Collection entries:
———

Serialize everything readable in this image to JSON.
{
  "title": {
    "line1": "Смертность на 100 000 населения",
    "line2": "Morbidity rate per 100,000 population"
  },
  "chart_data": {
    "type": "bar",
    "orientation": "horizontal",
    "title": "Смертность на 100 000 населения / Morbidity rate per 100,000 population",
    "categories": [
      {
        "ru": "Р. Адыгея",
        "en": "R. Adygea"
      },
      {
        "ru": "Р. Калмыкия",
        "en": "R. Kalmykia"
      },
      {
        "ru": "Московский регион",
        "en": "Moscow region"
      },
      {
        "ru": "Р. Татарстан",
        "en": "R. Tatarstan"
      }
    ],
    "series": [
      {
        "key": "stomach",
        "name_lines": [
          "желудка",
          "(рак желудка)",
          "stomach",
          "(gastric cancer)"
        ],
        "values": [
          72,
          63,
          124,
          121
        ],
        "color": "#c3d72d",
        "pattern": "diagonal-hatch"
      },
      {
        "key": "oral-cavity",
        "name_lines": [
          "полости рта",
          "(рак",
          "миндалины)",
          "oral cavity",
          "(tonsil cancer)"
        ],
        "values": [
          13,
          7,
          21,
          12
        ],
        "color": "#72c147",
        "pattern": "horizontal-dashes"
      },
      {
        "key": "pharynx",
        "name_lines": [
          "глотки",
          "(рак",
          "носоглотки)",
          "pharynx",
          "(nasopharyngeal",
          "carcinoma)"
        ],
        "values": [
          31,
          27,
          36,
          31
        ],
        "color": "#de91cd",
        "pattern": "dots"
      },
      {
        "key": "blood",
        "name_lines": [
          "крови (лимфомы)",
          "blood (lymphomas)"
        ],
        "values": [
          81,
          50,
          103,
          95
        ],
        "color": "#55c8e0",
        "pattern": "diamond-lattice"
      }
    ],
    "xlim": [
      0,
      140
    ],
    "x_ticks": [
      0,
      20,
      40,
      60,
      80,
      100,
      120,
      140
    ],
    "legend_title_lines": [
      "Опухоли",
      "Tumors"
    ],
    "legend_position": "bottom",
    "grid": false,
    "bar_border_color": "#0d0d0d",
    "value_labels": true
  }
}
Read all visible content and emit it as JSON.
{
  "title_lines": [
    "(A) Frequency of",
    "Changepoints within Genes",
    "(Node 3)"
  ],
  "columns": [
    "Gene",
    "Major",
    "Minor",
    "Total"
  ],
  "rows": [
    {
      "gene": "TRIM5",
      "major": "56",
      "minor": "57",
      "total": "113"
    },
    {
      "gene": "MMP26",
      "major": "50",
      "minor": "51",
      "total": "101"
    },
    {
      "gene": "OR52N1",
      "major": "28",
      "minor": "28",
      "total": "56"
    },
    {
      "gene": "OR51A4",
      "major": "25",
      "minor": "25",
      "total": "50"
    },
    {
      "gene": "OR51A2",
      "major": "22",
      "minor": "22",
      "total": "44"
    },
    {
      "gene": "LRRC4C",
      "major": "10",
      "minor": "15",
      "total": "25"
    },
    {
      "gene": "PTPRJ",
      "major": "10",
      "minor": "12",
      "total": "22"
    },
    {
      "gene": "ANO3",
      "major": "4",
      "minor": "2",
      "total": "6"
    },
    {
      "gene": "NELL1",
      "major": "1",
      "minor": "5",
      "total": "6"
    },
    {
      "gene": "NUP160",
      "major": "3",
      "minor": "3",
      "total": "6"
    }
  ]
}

———

→ What the exercise asks: In the entries above, which lines hold the string "Morbidity"? Report all of them.

→ Solution below:
    "line2": "Morbidity rate per 100,000 population"
    "title": "Смертность на 100 000 населения / Morbidity rate per 100,000 population",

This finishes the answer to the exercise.